▸ **EXTRACTED INFORMATION**

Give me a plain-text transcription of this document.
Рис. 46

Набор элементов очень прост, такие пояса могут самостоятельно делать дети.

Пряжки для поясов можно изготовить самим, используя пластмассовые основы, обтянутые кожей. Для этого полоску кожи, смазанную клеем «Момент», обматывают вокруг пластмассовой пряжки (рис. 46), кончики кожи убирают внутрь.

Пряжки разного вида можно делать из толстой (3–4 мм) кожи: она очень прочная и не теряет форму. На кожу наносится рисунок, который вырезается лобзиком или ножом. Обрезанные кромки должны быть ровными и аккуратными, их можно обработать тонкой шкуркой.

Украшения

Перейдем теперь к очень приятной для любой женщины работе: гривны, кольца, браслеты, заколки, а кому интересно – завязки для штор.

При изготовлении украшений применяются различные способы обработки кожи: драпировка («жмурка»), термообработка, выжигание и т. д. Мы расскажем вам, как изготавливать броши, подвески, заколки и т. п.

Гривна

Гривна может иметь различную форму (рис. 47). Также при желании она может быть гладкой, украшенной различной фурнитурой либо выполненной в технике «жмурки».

▸ **WHAT IS EXPECTED**
List each line of the records that holds the string "делать".

▸ **TASK RESPONSE**
Набор элементов очень прост, такие пояса могут самостоятельно делать дети.
Пряжки разного вида можно делать из толстой (3–4 мм) кожи: она очень прочная и не теряет форму. На кожу наносится рисунок, который вырезается лобзиком или ножом. Обрезанные кромки должны быть ровными и аккуратными, их можно обработать тонкой шкуркой.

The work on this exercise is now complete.